Prompt:
Transcribe all of the data exactly. Omit the pictures.

Data entries:
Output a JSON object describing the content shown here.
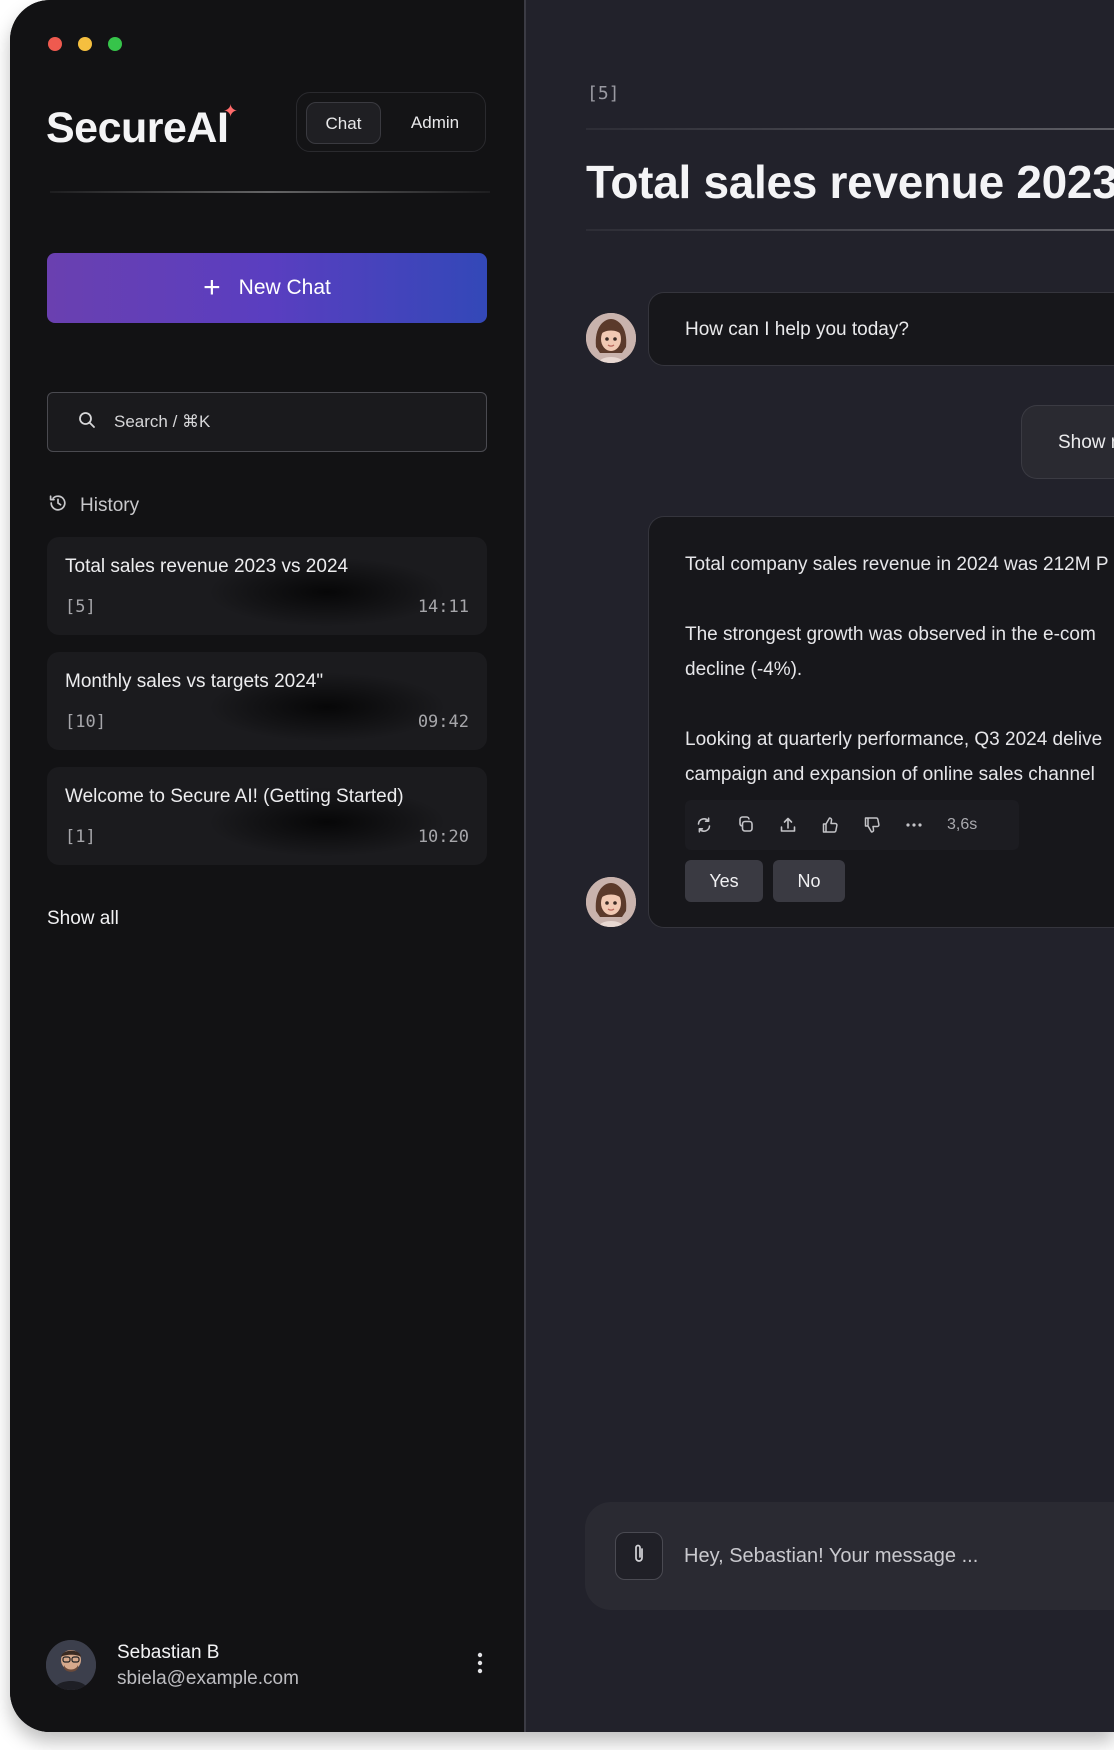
{
  "window": {
    "traffic_lights": [
      "#ef5a4f",
      "#f5bf3f",
      "#36c44a"
    ]
  },
  "sidebar": {
    "logo": "SecureAI",
    "mode_tabs": {
      "chat": "Chat",
      "admin": "Admin"
    },
    "new_chat_label": "New Chat",
    "search_placeholder": "Search / ⌘K",
    "history_label": "History",
    "history": [
      {
        "title": "Total sales revenue 2023 vs 2024",
        "count": "[5]",
        "time": "14:11"
      },
      {
        "title": "Monthly sales vs targets 2024\"",
        "count": "[10]",
        "time": "09:42"
      },
      {
        "title": "Welcome to Secure AI! (Getting Started)",
        "count": "[1]",
        "time": "10:20"
      }
    ],
    "show_all": "Show all",
    "user": {
      "name": "Sebastian B",
      "email": "sbiela@example.com"
    }
  },
  "main": {
    "breadcrumb": "[5]",
    "title": "Total sales revenue 2023",
    "greeting": "How can I help you today?",
    "user_message": "Show m",
    "answer": {
      "line1": "Total company sales revenue in 2024 was 212M P",
      "line2": "The strongest growth was observed in the e-com",
      "line3": "decline (-4%).",
      "line4": "Looking at quarterly performance, Q3 2024 delive",
      "line5": "campaign and expansion of online sales channel"
    },
    "response_time": "3,6s",
    "feedback": {
      "yes": "Yes",
      "no": "No"
    },
    "composer_placeholder": "Hey, Sebastian! Your message ..."
  },
  "colors": {
    "accent_gradient_start": "#6a40b0",
    "accent_gradient_end": "#3348b8",
    "logo_spark": "#ff6b6b"
  }
}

Written response:
Output a JSON object describing the content shown here.
{
  "window": {
    "traffic_lights": [
      "#ef5a4f",
      "#f5bf3f",
      "#36c44a"
    ]
  },
  "sidebar": {
    "logo": "SecureAI",
    "mode_tabs": {
      "chat": "Chat",
      "admin": "Admin"
    },
    "new_chat_label": "New Chat",
    "search_placeholder": "Search / ⌘K",
    "history_label": "History",
    "history": [
      {
        "title": "Total sales revenue 2023 vs 2024",
        "count": "[5]",
        "time": "14:11"
      },
      {
        "title": "Monthly sales vs targets 2024\"",
        "count": "[10]",
        "time": "09:42"
      },
      {
        "title": "Welcome to Secure AI! (Getting Started)",
        "count": "[1]",
        "time": "10:20"
      }
    ],
    "show_all": "Show all",
    "user": {
      "name": "Sebastian B",
      "email": "sbiela@example.com"
    }
  },
  "main": {
    "breadcrumb": "[5]",
    "title": "Total sales revenue 2023",
    "greeting": "How can I help you today?",
    "user_message": "Show m",
    "answer": {
      "line1": "Total company sales revenue in 2024 was 212M P",
      "line2": "The strongest growth was observed in the e-com",
      "line3": "decline (-4%).",
      "line4": "Looking at quarterly performance, Q3 2024 delive",
      "line5": "campaign and expansion of online sales channel"
    },
    "response_time": "3,6s",
    "feedback": {
      "yes": "Yes",
      "no": "No"
    },
    "composer_placeholder": "Hey, Sebastian! Your message ..."
  },
  "colors": {
    "accent_gradient_start": "#6a40b0",
    "accent_gradient_end": "#3348b8",
    "logo_spark": "#ff6b6b"
  }
}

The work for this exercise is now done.